Print all of the data exactly as written.
-- BEGIN Entries provided --
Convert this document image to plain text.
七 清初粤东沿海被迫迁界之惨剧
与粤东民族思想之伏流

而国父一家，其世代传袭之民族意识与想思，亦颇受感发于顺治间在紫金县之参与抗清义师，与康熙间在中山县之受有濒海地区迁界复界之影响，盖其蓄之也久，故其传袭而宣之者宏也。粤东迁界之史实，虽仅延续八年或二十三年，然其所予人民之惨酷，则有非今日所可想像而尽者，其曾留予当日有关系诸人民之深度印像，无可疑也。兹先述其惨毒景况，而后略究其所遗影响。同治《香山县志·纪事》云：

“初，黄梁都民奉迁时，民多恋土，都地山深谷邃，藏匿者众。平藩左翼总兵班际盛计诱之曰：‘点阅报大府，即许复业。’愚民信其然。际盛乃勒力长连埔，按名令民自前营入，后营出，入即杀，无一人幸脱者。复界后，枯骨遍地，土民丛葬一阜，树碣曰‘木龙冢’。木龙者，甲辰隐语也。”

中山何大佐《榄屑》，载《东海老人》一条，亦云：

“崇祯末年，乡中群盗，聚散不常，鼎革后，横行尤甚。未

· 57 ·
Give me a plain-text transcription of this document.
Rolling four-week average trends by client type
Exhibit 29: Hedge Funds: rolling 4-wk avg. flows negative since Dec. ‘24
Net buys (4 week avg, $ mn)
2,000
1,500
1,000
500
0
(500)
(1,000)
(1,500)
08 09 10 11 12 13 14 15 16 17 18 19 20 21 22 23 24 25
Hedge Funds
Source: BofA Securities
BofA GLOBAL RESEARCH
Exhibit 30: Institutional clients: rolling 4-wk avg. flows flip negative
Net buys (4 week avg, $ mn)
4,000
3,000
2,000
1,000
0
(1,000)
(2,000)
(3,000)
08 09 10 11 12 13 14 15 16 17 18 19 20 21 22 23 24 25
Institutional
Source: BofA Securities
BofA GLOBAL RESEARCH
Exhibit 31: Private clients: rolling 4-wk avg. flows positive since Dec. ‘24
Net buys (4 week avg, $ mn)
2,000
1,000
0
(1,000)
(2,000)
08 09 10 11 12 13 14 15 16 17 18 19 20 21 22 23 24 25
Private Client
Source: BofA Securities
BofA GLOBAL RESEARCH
-- END Entries provided --
_Answer to the problem_.
Convert this document image to plain text.
七 清初粤东沿海被迫迁界之惨剧
与粤东民族思想之伏流

而国父一家，其世代传袭之民族意识与想思，亦颇受感发于顺治间在紫金县之参与抗清义师，与康熙间在中山县之受有濒海地区迁界复界之影响，盖其蓄之也久，故其传袭而宣之者宏也。粤东迁界之史实，虽仅延续八年或二十三年，然其所予人民之惨酷，则有非今日所可想像而尽者，其曾留予当日有关系诸人民之深度印像，无可疑也。兹先述其惨毒景况，而后略究其所遗影响。同治《香山县志·纪事》云：

“初，黄梁都民奉迁时，民多恋土，都地山深谷邃，藏匿者众。平藩左翼总兵班际盛计诱之曰：‘点阅报大府，即许复业。’愚民信其然。际盛乃勒力长连埔，按名令民自前营入，后营出，入即杀，无一人幸脱者。复界后，枯骨遍地，土民丛葬一阜，树碣曰‘木龙冢’。木龙者，甲辰隐语也。”

中山何大佐《榄屑》，载《东海老人》一条，亦云：

“崇祯末年，乡中群盗，聚散不常，鼎革后，横行尤甚。未

· 57 ·
Give me a plain-text transcription of this document.
Rolling four-week average trends by client type
Exhibit 29: Hedge Funds: rolling 4-wk avg. flows negative since Dec. ‘24
Net buys (4 week avg, $ mn)
2,000
1,500
1,000
500
0
(500)
(1,000)
(1,500)
08 09 10 11 12 13 14 15 16 17 18 19 20 21 22 23 24 25
Hedge Funds
Source: BofA Securities
BofA GLOBAL RESEARCH
Exhibit 30: Institutional clients: rolling 4-wk avg. flows flip negative
Net buys (4 week avg, $ mn)
4,000
3,000
2,000
1,000
0
(1,000)
(2,000)
(3,000)
08 09 10 11 12 13 14 15 16 17 18 19 20 21 22 23 24 25
Institutional
Source: BofA Securities
BofA GLOBAL RESEARCH
Exhibit 31: Private clients: rolling 4-wk avg. flows positive since Dec. ‘24
Net buys (4 week avg, $ mn)
2,000
1,000
0
(1,000)
(2,000)
08 09 10 11 12 13 14 15 16 17 18 19 20 21 22 23 24 25
Private Client
Source: BofA Securities
BofA GLOBAL RESEARCH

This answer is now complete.